Every line of the records below should be restated exactly.
** begin Task input **
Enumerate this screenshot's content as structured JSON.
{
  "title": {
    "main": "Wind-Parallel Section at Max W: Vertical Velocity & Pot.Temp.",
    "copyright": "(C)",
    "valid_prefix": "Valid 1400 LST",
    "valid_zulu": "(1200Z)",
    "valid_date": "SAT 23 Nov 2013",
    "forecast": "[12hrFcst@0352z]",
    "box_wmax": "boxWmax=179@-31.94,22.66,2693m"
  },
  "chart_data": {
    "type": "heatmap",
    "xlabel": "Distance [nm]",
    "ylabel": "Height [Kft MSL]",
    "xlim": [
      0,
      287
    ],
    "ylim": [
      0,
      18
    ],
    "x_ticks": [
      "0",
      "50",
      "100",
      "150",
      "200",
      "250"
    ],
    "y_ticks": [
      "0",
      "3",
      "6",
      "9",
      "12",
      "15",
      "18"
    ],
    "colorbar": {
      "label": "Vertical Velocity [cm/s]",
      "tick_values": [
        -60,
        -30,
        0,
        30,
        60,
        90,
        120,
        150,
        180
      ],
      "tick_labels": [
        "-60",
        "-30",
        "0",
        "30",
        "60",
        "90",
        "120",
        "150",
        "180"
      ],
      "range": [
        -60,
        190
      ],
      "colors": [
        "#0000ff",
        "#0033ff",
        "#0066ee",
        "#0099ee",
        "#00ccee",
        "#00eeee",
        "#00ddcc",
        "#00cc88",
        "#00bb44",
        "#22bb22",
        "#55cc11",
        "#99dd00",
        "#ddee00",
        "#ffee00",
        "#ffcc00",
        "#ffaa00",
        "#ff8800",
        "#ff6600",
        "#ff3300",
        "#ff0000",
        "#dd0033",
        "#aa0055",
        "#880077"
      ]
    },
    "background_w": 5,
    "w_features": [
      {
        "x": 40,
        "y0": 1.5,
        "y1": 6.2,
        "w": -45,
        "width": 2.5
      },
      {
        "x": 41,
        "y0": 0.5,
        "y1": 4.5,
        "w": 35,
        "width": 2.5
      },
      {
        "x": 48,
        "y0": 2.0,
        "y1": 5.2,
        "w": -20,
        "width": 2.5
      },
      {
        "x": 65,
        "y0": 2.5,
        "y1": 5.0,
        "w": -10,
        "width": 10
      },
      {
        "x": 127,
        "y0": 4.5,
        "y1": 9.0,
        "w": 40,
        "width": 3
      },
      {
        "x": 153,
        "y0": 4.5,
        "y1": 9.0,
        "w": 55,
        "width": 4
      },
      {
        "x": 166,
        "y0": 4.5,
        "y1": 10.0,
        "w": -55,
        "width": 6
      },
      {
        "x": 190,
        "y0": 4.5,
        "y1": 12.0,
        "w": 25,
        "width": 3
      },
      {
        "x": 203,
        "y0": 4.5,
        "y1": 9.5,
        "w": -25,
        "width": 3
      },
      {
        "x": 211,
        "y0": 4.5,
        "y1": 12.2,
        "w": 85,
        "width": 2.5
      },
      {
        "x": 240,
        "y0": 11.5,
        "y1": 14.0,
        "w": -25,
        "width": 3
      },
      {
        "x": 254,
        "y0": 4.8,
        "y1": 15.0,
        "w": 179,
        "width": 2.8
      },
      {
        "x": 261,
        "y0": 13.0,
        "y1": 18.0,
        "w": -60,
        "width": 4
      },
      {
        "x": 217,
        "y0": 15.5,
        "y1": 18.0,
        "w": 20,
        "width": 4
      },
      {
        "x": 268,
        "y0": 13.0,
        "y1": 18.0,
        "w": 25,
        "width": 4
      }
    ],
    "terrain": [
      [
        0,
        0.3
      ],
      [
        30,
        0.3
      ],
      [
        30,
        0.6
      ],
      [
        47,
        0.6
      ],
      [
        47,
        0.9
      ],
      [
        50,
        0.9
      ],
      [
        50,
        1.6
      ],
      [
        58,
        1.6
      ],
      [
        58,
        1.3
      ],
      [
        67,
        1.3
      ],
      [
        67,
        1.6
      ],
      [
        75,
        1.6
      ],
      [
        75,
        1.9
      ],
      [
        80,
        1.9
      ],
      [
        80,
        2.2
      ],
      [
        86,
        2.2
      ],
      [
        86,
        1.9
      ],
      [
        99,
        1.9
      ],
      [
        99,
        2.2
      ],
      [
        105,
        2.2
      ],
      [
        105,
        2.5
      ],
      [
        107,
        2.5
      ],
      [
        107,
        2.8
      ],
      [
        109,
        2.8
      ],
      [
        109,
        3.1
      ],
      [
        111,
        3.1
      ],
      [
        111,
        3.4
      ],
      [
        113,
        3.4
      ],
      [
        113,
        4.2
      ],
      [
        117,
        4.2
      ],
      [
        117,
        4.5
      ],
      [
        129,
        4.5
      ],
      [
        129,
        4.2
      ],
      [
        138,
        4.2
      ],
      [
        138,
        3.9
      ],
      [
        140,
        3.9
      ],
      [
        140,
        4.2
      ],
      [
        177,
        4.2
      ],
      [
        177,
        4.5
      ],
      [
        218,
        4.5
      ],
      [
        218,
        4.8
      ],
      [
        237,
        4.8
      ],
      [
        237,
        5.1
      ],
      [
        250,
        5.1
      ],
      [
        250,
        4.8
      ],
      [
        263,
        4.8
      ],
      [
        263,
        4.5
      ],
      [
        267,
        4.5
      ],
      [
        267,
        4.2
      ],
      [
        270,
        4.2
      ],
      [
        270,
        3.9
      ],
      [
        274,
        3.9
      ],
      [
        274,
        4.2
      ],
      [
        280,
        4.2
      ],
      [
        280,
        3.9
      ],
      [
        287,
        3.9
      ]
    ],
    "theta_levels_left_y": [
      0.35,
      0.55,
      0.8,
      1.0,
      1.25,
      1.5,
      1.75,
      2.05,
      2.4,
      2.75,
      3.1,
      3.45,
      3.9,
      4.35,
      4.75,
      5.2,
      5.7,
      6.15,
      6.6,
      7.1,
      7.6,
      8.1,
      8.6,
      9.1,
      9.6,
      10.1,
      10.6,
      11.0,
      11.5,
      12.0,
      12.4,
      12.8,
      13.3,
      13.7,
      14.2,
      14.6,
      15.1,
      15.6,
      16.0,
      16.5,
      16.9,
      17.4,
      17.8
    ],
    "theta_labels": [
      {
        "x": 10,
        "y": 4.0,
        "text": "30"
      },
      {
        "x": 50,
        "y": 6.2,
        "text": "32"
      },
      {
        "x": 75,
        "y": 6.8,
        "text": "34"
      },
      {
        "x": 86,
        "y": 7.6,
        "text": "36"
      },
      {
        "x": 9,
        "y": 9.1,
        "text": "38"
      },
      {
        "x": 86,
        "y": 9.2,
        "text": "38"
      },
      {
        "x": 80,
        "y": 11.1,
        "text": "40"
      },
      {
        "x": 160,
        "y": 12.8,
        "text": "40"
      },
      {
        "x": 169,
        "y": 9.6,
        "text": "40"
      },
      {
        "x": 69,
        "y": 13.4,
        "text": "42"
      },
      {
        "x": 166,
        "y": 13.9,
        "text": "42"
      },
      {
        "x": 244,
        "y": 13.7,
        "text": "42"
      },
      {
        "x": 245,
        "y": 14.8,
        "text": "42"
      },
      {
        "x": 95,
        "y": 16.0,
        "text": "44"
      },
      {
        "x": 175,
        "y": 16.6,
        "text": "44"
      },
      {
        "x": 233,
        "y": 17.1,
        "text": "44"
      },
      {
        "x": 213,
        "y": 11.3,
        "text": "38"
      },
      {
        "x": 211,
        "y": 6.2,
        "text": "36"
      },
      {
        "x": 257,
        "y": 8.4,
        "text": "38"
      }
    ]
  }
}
** end Task input **
> The reply
Enumerate this screenshot's content as structured JSON.
{
  "title": {
    "main": "Wind-Parallel Section at Max W: Vertical Velocity & Pot.Temp.",
    "copyright": "(C)",
    "valid_prefix": "Valid 1400 LST",
    "valid_zulu": "(1200Z)",
    "valid_date": "SAT 23 Nov 2013",
    "forecast": "[12hrFcst@0352z]",
    "box_wmax": "boxWmax=179@-31.94,22.66,2693m"
  },
  "chart_data": {
    "type": "heatmap",
    "xlabel": "Distance [nm]",
    "ylabel": "Height [Kft MSL]",
    "xlim": [
      0,
      287
    ],
    "ylim": [
      0,
      18
    ],
    "x_ticks": [
      "0",
      "50",
      "100",
      "150",
      "200",
      "250"
    ],
    "y_ticks": [
      "0",
      "3",
      "6",
      "9",
      "12",
      "15",
      "18"
    ],
    "colorbar": {
      "label": "Vertical Velocity [cm/s]",
      "tick_values": [
        -60,
        -30,
        0,
        30,
        60,
        90,
        120,
        150,
        180
      ],
      "tick_labels": [
        "-60",
        "-30",
        "0",
        "30",
        "60",
        "90",
        "120",
        "150",
        "180"
      ],
      "range": [
        -60,
        190
      ],
      "colors": [
        "#0000ff",
        "#0033ff",
        "#0066ee",
        "#0099ee",
        "#00ccee",
        "#00eeee",
        "#00ddcc",
        "#00cc88",
        "#00bb44",
        "#22bb22",
        "#55cc11",
        "#99dd00",
        "#ddee00",
        "#ffee00",
        "#ffcc00",
        "#ffaa00",
        "#ff8800",
        "#ff6600",
        "#ff3300",
        "#ff0000",
        "#dd0033",
        "#aa0055",
        "#880077"
      ]
    },
    "background_w": 5,
    "w_features": [
      {
        "x": 40,
        "y0": 1.5,
        "y1": 6.2,
        "w": -45,
        "width": 2.5
      },
      {
        "x": 41,
        "y0": 0.5,
        "y1": 4.5,
        "w": 35,
        "width": 2.5
      },
      {
        "x": 48,
        "y0": 2.0,
        "y1": 5.2,
        "w": -20,
        "width": 2.5
      },
      {
        "x": 65,
        "y0": 2.5,
        "y1": 5.0,
        "w": -10,
        "width": 10
      },
      {
        "x": 127,
        "y0": 4.5,
        "y1": 9.0,
        "w": 40,
        "width": 3
      },
      {
        "x": 153,
        "y0": 4.5,
        "y1": 9.0,
        "w": 55,
        "width": 4
      },
      {
        "x": 166,
        "y0": 4.5,
        "y1": 10.0,
        "w": -55,
        "width": 6
      },
      {
        "x": 190,
        "y0": 4.5,
        "y1": 12.0,
        "w": 25,
        "width": 3
      },
      {
        "x": 203,
        "y0": 4.5,
        "y1": 9.5,
        "w": -25,
        "width": 3
      },
      {
        "x": 211,
        "y0": 4.5,
        "y1": 12.2,
        "w": 85,
        "width": 2.5
      },
      {
        "x": 240,
        "y0": 11.5,
        "y1": 14.0,
        "w": -25,
        "width": 3
      },
      {
        "x": 254,
        "y0": 4.8,
        "y1": 15.0,
        "w": 179,
        "width": 2.8
      },
      {
        "x": 261,
        "y0": 13.0,
        "y1": 18.0,
        "w": -60,
        "width": 4
      },
      {
        "x": 217,
        "y0": 15.5,
        "y1": 18.0,
        "w": 20,
        "width": 4
      },
      {
        "x": 268,
        "y0": 13.0,
        "y1": 18.0,
        "w": 25,
        "width": 4
      }
    ],
    "terrain": [
      [
        0,
        0.3
      ],
      [
        30,
        0.3
      ],
      [
        30,
        0.6
      ],
      [
        47,
        0.6
      ],
      [
        47,
        0.9
      ],
      [
        50,
        0.9
      ],
      [
        50,
        1.6
      ],
      [
        58,
        1.6
      ],
      [
        58,
        1.3
      ],
      [
        67,
        1.3
      ],
      [
        67,
        1.6
      ],
      [
        75,
        1.6
      ],
      [
        75,
        1.9
      ],
      [
        80,
        1.9
      ],
      [
        80,
        2.2
      ],
      [
        86,
        2.2
      ],
      [
        86,
        1.9
      ],
      [
        99,
        1.9
      ],
      [
        99,
        2.2
      ],
      [
        105,
        2.2
      ],
      [
        105,
        2.5
      ],
      [
        107,
        2.5
      ],
      [
        107,
        2.8
      ],
      [
        109,
        2.8
      ],
      [
        109,
        3.1
      ],
      [
        111,
        3.1
      ],
      [
        111,
        3.4
      ],
      [
        113,
        3.4
      ],
      [
        113,
        4.2
      ],
      [
        117,
        4.2
      ],
      [
        117,
        4.5
      ],
      [
        129,
        4.5
      ],
      [
        129,
        4.2
      ],
      [
        138,
        4.2
      ],
      [
        138,
        3.9
      ],
      [
        140,
        3.9
      ],
      [
        140,
        4.2
      ],
      [
        177,
        4.2
      ],
      [
        177,
        4.5
      ],
      [
        218,
        4.5
      ],
      [
        218,
        4.8
      ],
      [
        237,
        4.8
      ],
      [
        237,
        5.1
      ],
      [
        250,
        5.1
      ],
      [
        250,
        4.8
      ],
      [
        263,
        4.8
      ],
      [
        263,
        4.5
      ],
      [
        267,
        4.5
      ],
      [
        267,
        4.2
      ],
      [
        270,
        4.2
      ],
      [
        270,
        3.9
      ],
      [
        274,
        3.9
      ],
      [
        274,
        4.2
      ],
      [
        280,
        4.2
      ],
      [
        280,
        3.9
      ],
      [
        287,
        3.9
      ]
    ],
    "theta_levels_left_y": [
      0.35,
      0.55,
      0.8,
      1.0,
      1.25,
      1.5,
      1.75,
      2.05,
      2.4,
      2.75,
      3.1,
      3.45,
      3.9,
      4.35,
      4.75,
      5.2,
      5.7,
      6.15,
      6.6,
      7.1,
      7.6,
      8.1,
      8.6,
      9.1,
      9.6,
      10.1,
      10.6,
      11.0,
      11.5,
      12.0,
      12.4,
      12.8,
      13.3,
      13.7,
      14.2,
      14.6,
      15.1,
      15.6,
      16.0,
      16.5,
      16.9,
      17.4,
      17.8
    ],
    "theta_labels": [
      {
        "x": 10,
        "y": 4.0,
        "text": "30"
      },
      {
        "x": 50,
        "y": 6.2,
        "text": "32"
      },
      {
        "x": 75,
        "y": 6.8,
        "text": "34"
      },
      {
        "x": 86,
        "y": 7.6,
        "text": "36"
      },
      {
        "x": 9,
        "y": 9.1,
        "text": "38"
      },
      {
        "x": 86,
        "y": 9.2,
        "text": "38"
      },
      {
        "x": 80,
        "y": 11.1,
        "text": "40"
      },
      {
        "x": 160,
        "y": 12.8,
        "text": "40"
      },
      {
        "x": 169,
        "y": 9.6,
        "text": "40"
      },
      {
        "x": 69,
        "y": 13.4,
        "text": "42"
      },
      {
        "x": 166,
        "y": 13.9,
        "text": "42"
      },
      {
        "x": 244,
        "y": 13.7,
        "text": "42"
      },
      {
        "x": 245,
        "y": 14.8,
        "text": "42"
      },
      {
        "x": 95,
        "y": 16.0,
        "text": "44"
      },
      {
        "x": 175,
        "y": 16.6,
        "text": "44"
      },
      {
        "x": 233,
        "y": 17.1,
        "text": "44"
      },
      {
        "x": 213,
        "y": 11.3,
        "text": "38"
      },
      {
        "x": 211,
        "y": 6.2,
        "text": "36"
      },
      {
        "x": 257,
        "y": 8.4,
        "text": "38"
      }
    ]
  }
}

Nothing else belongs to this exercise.